• **Exercise instructions**:
Work through the listing below and count the lines that hold "Management". Answer with the number alone.

[Collected data]
__________

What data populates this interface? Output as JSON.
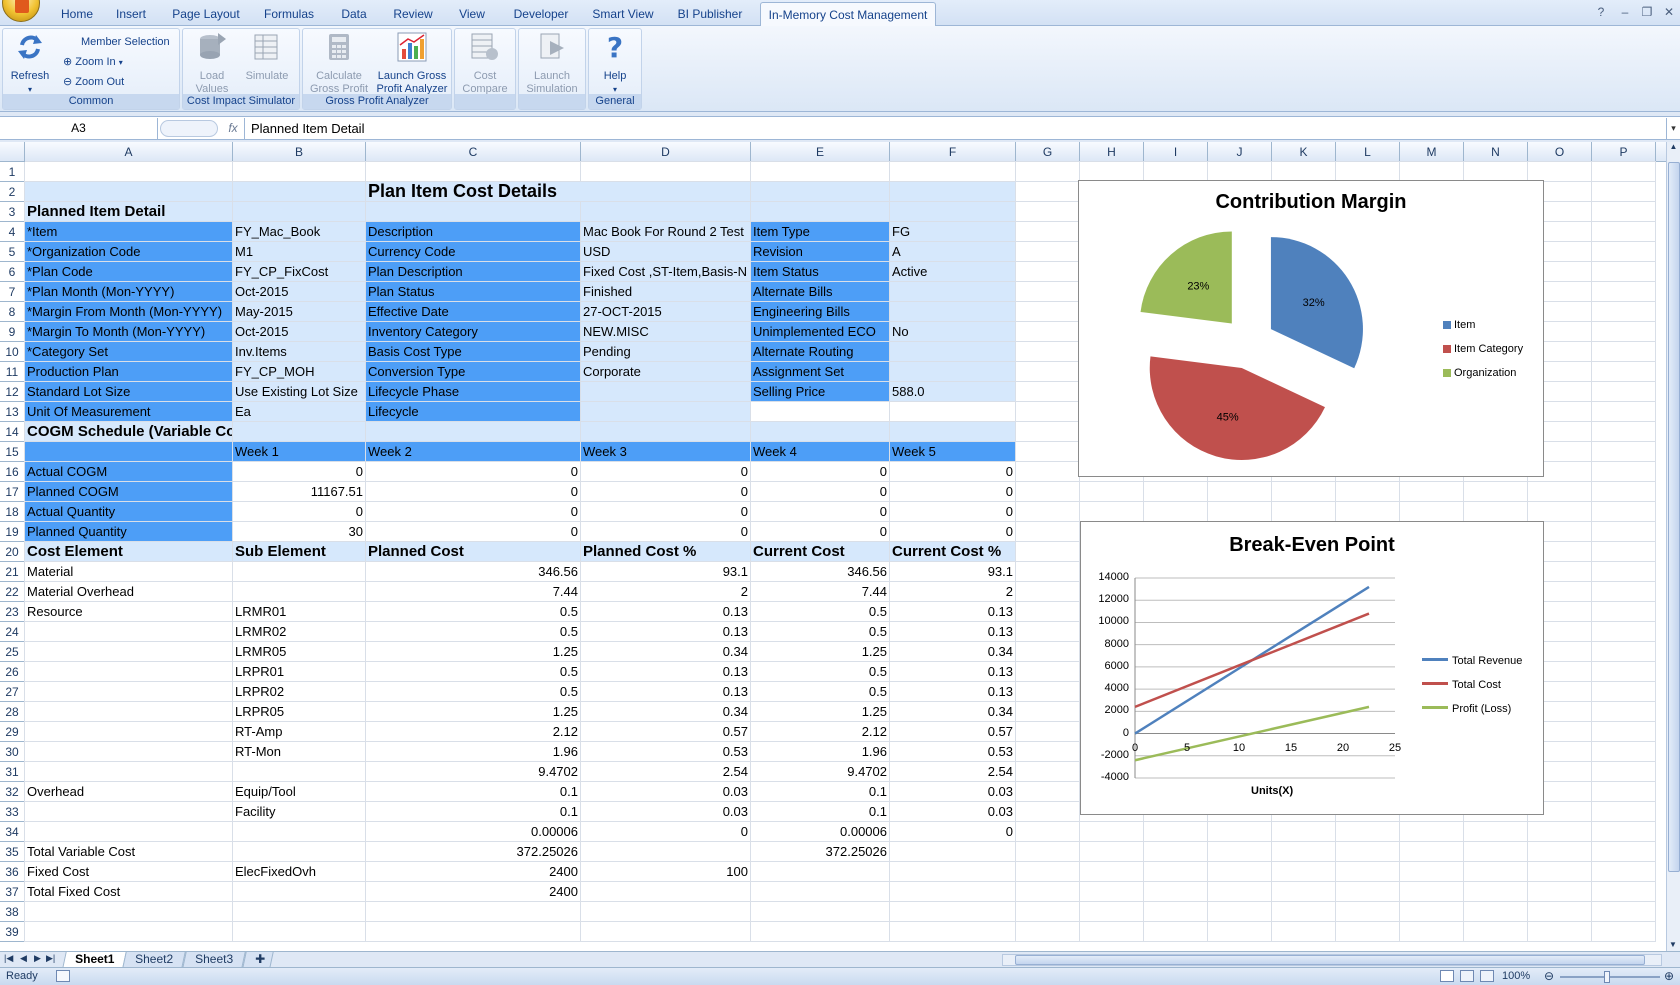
{
  "ribbon": {
    "tabs": [
      "Home",
      "Insert",
      "Page Layout",
      "Formulas",
      "Data",
      "Review",
      "View",
      "Developer",
      "Smart View",
      "BI Publisher",
      "In-Memory Cost Management"
    ],
    "active_tab": "In-Memory Cost Management",
    "groups": {
      "common": {
        "label": "Common",
        "refresh": "Refresh",
        "member_selection": "Member Selection",
        "zoom_in": "Zoom In",
        "zoom_out": "Zoom Out"
      },
      "cost_impact": {
        "label": "Cost Impact Simulator",
        "load_values_1": "Load",
        "load_values_2": "Values",
        "simulate": "Simulate"
      },
      "gross_profit": {
        "label": "Gross Profit Analyzer",
        "calculate_1": "Calculate",
        "calculate_2": "Gross Profit",
        "launch_1": "Launch Gross",
        "launch_2": "Profit Analyzer"
      },
      "cost_compare": {
        "compare_1": "Cost",
        "compare_2": "Compare"
      },
      "simulation": {
        "launch_1": "Launch",
        "launch_2": "Simulation"
      },
      "general": {
        "label": "General",
        "help": "Help"
      }
    }
  },
  "formula_bar": {
    "name_box": "A3",
    "fx": "fx",
    "content": "Planned Item Detail"
  },
  "columns": [
    "A",
    "B",
    "C",
    "D",
    "E",
    "F",
    "G",
    "H",
    "I",
    "J",
    "K",
    "L",
    "M",
    "N",
    "O",
    "P"
  ],
  "rows": [
    "1",
    "2",
    "3",
    "4",
    "5",
    "6",
    "7",
    "8",
    "9",
    "10",
    "11",
    "12",
    "13",
    "14",
    "15",
    "16",
    "17",
    "18",
    "19",
    "20",
    "21",
    "22",
    "23",
    "24",
    "25",
    "26",
    "27",
    "28",
    "29",
    "30",
    "31",
    "32",
    "33",
    "34",
    "35",
    "36",
    "37",
    "38",
    "39"
  ],
  "sheet": {
    "title": "Plan Item Cost Details",
    "section_planned": "Planned Item Detail",
    "details": [
      [
        "*Item",
        "FY_Mac_Book",
        "Description",
        "Mac Book For Round 2 Test",
        "Item Type",
        "FG"
      ],
      [
        "*Organization Code",
        "M1",
        "Currency Code",
        "USD",
        "Revision",
        "A"
      ],
      [
        "*Plan Code",
        "FY_CP_FixCost",
        "Plan Description",
        "Fixed Cost ,ST-Item,Basis-N",
        "Item Status",
        "Active"
      ],
      [
        "*Plan Month (Mon-YYYY)",
        "Oct-2015",
        "Plan Status",
        "Finished",
        "Alternate Bills",
        ""
      ],
      [
        "*Margin From Month (Mon-YYYY)",
        "May-2015",
        "Effective Date",
        "27-OCT-2015",
        "Engineering Bills",
        ""
      ],
      [
        "*Margin To Month (Mon-YYYY)",
        "Oct-2015",
        "Inventory Category",
        "NEW.MISC",
        "Unimplemented ECO",
        "No"
      ],
      [
        "*Category Set",
        "Inv.Items",
        "Basis Cost Type",
        "Pending",
        "Alternate Routing",
        ""
      ],
      [
        "Production Plan",
        "FY_CP_MOH",
        "Conversion Type",
        "Corporate",
        "Assignment Set",
        ""
      ],
      [
        "Standard Lot Size",
        "Use Existing Lot Size",
        "Lifecycle Phase",
        "",
        "Selling Price",
        "588.0"
      ],
      [
        "Unit Of Measurement",
        "Ea",
        "Lifecycle",
        "",
        "",
        ""
      ]
    ],
    "section_cogm": "COGM Schedule (Variable Cost)",
    "weeks": [
      "Week 1",
      "Week 2",
      "Week 3",
      "Week 4",
      "Week 5"
    ],
    "cogm": [
      [
        "Actual COGM",
        "0",
        "0",
        "0",
        "0",
        "0"
      ],
      [
        "Planned COGM",
        "11167.51",
        "0",
        "0",
        "0",
        "0"
      ],
      [
        "Actual Quantity",
        "0",
        "0",
        "0",
        "0",
        "0"
      ],
      [
        "Planned Quantity",
        "30",
        "0",
        "0",
        "0",
        "0"
      ]
    ],
    "cost_headers": [
      "Cost Element",
      "Sub Element",
      "Planned Cost",
      "Planned Cost %",
      "Current Cost",
      "Current Cost %"
    ],
    "costs": [
      [
        "Material",
        "",
        "346.56",
        "93.1",
        "346.56",
        "93.1"
      ],
      [
        "Material Overhead",
        "",
        "7.44",
        "2",
        "7.44",
        "2"
      ],
      [
        "Resource",
        "LRMR01",
        "0.5",
        "0.13",
        "0.5",
        "0.13"
      ],
      [
        "",
        "LRMR02",
        "0.5",
        "0.13",
        "0.5",
        "0.13"
      ],
      [
        "",
        "LRMR05",
        "1.25",
        "0.34",
        "1.25",
        "0.34"
      ],
      [
        "",
        "LRPR01",
        "0.5",
        "0.13",
        "0.5",
        "0.13"
      ],
      [
        "",
        "LRPR02",
        "0.5",
        "0.13",
        "0.5",
        "0.13"
      ],
      [
        "",
        "LRPR05",
        "1.25",
        "0.34",
        "1.25",
        "0.34"
      ],
      [
        "",
        "RT-Amp",
        "2.12",
        "0.57",
        "2.12",
        "0.57"
      ],
      [
        "",
        "RT-Mon",
        "1.96",
        "0.53",
        "1.96",
        "0.53"
      ],
      [
        "",
        "",
        "9.4702",
        "2.54",
        "9.4702",
        "2.54"
      ],
      [
        "Overhead",
        "Equip/Tool",
        "0.1",
        "0.03",
        "0.1",
        "0.03"
      ],
      [
        "",
        "Facility",
        "0.1",
        "0.03",
        "0.1",
        "0.03"
      ],
      [
        "",
        "",
        "0.00006",
        "0",
        "0.00006",
        "0"
      ],
      [
        "Total Variable Cost",
        "",
        "372.25026",
        "",
        "372.25026",
        ""
      ],
      [
        "Fixed Cost",
        "ElecFixedOvh",
        "2400",
        "100",
        "",
        ""
      ],
      [
        "Total Fixed Cost",
        "",
        "2400",
        "",
        "",
        ""
      ]
    ]
  },
  "sheet_tabs": [
    "Sheet1",
    "Sheet2",
    "Sheet3"
  ],
  "active_sheet": "Sheet1",
  "status": {
    "ready": "Ready",
    "zoom": "100%"
  },
  "chart_data": [
    {
      "type": "pie",
      "title": "Contribution Margin",
      "categories": [
        "Item",
        "Item Category",
        "Organization"
      ],
      "values": [
        32,
        45,
        23
      ],
      "labels": [
        "32%",
        "45%",
        "23%"
      ],
      "colors": [
        "#4f81bd",
        "#c0504d",
        "#9bbb59"
      ],
      "exploded": true,
      "legend": "right"
    },
    {
      "type": "line",
      "title": "Break-Even Point",
      "xlabel": "Units(X)",
      "ylabel": "",
      "x": [
        0,
        22.5
      ],
      "xlim": [
        0,
        25
      ],
      "xticks": [
        0,
        5,
        10,
        15,
        20,
        25
      ],
      "ylim": [
        -4000,
        14000
      ],
      "yticks": [
        14000,
        12000,
        10000,
        8000,
        6000,
        4000,
        2000,
        0,
        -2000,
        -4000
      ],
      "series": [
        {
          "name": "Total Revenue",
          "values": [
            0,
            13200
          ],
          "color": "#4f81bd"
        },
        {
          "name": "Total Cost",
          "values": [
            2400,
            10800
          ],
          "color": "#c0504d"
        },
        {
          "name": "Profit (Loss)",
          "values": [
            -2400,
            2400
          ],
          "color": "#9bbb59"
        }
      ],
      "grid": true,
      "legend": "right"
    }
  ]
}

__________

• **Task output**:
2